Dataset items:
- - - -
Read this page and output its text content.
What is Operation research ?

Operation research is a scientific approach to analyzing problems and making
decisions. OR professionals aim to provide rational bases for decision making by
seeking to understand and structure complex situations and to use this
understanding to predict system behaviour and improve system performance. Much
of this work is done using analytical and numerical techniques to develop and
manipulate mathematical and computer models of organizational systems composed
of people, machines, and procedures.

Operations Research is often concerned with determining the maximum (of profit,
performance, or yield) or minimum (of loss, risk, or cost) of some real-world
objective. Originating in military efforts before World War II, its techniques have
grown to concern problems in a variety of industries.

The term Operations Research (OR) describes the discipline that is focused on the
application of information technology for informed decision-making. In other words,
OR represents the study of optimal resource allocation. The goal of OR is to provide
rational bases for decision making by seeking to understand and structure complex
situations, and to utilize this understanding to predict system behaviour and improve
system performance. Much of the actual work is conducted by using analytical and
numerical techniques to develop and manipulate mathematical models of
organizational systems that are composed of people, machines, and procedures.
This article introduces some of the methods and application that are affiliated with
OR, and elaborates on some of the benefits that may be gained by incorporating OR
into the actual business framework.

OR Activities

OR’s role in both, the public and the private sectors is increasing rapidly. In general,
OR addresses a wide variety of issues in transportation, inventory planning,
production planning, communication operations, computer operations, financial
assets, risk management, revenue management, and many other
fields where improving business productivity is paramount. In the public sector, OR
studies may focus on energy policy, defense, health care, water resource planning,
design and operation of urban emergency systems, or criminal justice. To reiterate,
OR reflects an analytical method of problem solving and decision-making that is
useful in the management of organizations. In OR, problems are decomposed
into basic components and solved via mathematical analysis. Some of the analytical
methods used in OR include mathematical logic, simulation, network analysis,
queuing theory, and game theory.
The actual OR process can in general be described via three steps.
- - - -
Directions for this task ->
All of the material must be reproduced exactly.

Expected output ->
Read this page and output its text content.
What is Operation research ?

Operation research is a scientific approach to analyzing problems and making
decisions. OR professionals aim to provide rational bases for decision making by
seeking to understand and structure complex situations and to use this
understanding to predict system behaviour and improve system performance. Much
of this work is done using analytical and numerical techniques to develop and
manipulate mathematical and computer models of organizational systems composed
of people, machines, and procedures.

Operations Research is often concerned with determining the maximum (of profit,
performance, or yield) or minimum (of loss, risk, or cost) of some real-world
objective. Originating in military efforts before World War II, its techniques have
grown to concern problems in a variety of industries.

The term Operations Research (OR) describes the discipline that is focused on the
application of information technology for informed decision-making. In other words,
OR represents the study of optimal resource allocation. The goal of OR is to provide
rational bases for decision making by seeking to understand and structure complex
situations, and to utilize this understanding to predict system behaviour and improve
system performance. Much of the actual work is conducted by using analytical and
numerical techniques to develop and manipulate mathematical models of
organizational systems that are composed of people, machines, and procedures.
This article introduces some of the methods and application that are affiliated with
OR, and elaborates on some of the benefits that may be gained by incorporating OR
into the actual business framework.

OR Activities

OR’s role in both, the public and the private sectors is increasing rapidly. In general,
OR addresses a wide variety of issues in transportation, inventory planning,
production planning, communication operations, computer operations, financial
assets, risk management, revenue management, and many other
fields where improving business productivity is paramount. In the public sector, OR
studies may focus on energy policy, defense, health care, water resource planning,
design and operation of urban emergency systems, or criminal justice. To reiterate,
OR reflects an analytical method of problem solving and decision-making that is
useful in the management of organizations. In OR, problems are decomposed
into basic components and solved via mathematical analysis. Some of the analytical
methods used in OR include mathematical logic, simulation, network analysis,
queuing theory, and game theory.
The actual OR process can in general be described via three steps.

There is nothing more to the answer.